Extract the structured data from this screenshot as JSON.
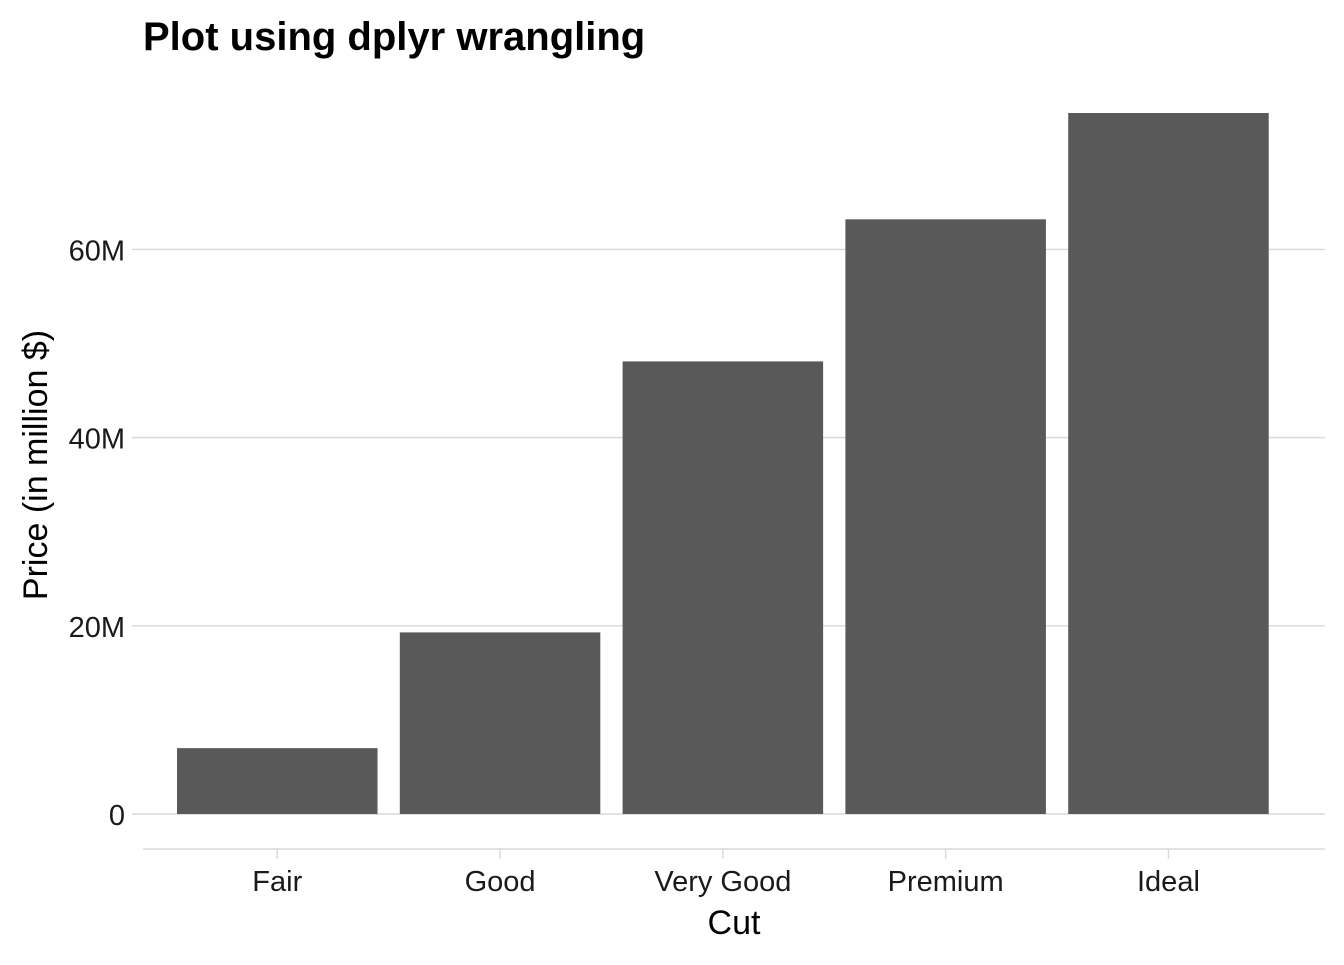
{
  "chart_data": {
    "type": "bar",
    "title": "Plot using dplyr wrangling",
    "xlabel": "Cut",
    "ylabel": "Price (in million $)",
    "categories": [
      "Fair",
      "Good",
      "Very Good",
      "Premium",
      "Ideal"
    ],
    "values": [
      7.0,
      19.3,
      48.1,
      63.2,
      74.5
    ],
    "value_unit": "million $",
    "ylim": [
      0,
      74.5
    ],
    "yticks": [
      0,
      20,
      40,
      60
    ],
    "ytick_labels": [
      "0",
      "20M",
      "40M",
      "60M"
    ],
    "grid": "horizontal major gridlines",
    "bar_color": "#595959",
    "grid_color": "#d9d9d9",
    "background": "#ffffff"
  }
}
☆ ☆ ☆ ☆ ☆ ☆ ☆
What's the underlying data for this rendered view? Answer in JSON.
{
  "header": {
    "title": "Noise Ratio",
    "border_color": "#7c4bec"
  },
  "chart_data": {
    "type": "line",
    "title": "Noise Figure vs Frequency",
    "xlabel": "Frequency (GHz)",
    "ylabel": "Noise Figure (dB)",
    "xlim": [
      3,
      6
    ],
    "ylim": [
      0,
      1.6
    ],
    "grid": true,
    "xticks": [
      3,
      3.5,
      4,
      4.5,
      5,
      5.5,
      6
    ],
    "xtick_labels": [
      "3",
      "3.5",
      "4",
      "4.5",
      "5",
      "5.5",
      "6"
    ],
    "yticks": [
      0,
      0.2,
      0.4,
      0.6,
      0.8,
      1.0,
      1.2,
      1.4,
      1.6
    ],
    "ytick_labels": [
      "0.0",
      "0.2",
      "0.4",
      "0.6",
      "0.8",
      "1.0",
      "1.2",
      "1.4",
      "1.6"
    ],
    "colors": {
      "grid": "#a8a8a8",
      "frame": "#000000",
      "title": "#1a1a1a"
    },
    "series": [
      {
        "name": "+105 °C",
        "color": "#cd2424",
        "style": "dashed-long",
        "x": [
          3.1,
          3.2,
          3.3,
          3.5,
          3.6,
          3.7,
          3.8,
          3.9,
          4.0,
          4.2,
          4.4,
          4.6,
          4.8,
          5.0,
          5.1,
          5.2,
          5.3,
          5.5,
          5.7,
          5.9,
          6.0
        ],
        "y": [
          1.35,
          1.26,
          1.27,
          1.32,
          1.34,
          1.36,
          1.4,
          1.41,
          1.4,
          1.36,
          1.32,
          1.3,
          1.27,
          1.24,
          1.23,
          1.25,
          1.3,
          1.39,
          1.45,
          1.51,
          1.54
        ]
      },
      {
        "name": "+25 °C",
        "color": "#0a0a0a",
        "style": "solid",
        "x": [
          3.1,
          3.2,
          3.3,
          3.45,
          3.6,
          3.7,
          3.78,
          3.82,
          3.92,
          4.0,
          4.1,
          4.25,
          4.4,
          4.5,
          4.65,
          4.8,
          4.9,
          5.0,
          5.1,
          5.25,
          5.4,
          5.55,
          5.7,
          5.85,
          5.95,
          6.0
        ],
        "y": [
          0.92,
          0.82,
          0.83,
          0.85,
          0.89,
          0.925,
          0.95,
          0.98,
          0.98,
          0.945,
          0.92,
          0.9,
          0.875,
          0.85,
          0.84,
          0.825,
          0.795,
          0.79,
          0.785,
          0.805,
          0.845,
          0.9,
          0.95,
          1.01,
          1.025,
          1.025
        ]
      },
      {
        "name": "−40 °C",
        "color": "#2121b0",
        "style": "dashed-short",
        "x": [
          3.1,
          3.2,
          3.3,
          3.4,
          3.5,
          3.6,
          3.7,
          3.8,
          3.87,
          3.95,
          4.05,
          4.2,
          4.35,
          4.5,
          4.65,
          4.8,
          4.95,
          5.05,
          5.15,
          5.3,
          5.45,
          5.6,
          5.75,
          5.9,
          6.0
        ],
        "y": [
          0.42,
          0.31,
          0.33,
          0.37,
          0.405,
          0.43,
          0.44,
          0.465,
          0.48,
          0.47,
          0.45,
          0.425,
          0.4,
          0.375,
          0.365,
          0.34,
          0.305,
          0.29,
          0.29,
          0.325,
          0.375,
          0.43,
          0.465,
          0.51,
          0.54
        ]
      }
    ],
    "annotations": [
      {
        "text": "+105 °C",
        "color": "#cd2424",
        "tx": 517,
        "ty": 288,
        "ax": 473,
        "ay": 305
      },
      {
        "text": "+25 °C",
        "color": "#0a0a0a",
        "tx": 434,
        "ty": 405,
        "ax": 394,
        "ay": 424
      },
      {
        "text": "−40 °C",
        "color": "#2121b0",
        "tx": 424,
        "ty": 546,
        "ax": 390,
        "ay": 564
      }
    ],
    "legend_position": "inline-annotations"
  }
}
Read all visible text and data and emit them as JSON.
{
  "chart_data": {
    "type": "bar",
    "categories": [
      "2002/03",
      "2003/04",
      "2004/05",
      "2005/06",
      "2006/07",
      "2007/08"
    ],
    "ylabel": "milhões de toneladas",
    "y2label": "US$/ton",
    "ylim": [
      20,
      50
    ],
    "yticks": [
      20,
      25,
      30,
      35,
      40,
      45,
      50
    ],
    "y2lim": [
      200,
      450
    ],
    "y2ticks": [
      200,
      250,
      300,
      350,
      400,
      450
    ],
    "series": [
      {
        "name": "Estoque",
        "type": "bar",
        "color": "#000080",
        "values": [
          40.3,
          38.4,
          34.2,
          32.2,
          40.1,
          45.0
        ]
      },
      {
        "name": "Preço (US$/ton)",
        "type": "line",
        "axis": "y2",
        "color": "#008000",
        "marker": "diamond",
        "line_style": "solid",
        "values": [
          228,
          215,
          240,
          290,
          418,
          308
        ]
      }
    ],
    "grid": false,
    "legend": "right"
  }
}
☆ ☆ ☆ ☆ ☆ ☆ ☆
(Task statement): From the listing above, pick out each line where the word "text" appears.

(Output below):
        "text": "+105 °C",
        "text": "+25 °C",
        "text": "−40 °C",
Read all visible text and data and emit them as JSON.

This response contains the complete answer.